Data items
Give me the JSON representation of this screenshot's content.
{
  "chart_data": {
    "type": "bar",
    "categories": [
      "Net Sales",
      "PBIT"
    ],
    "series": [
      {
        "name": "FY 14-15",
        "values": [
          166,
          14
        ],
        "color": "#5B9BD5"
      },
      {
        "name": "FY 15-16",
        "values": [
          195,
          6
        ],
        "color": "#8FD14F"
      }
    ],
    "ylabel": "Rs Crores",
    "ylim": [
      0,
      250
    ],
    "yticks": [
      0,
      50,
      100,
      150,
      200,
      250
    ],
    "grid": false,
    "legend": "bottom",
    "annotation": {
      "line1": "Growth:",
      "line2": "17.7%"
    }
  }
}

- **EXERCISE GOAL**
Every line above should be printed again exactly as it stands.

- **RESPONSE FOR THIS EXERCISE**
Give me the JSON representation of this screenshot's content.
{
  "chart_data": {
    "type": "bar",
    "categories": [
      "Net Sales",
      "PBIT"
    ],
    "series": [
      {
        "name": "FY 14-15",
        "values": [
          166,
          14
        ],
        "color": "#5B9BD5"
      },
      {
        "name": "FY 15-16",
        "values": [
          195,
          6
        ],
        "color": "#8FD14F"
      }
    ],
    "ylabel": "Rs Crores",
    "ylim": [
      0,
      250
    ],
    "yticks": [
      0,
      50,
      100,
      150,
      200,
      250
    ],
    "grid": false,
    "legend": "bottom",
    "annotation": {
      "line1": "Growth:",
      "line2": "17.7%"
    }
  }
}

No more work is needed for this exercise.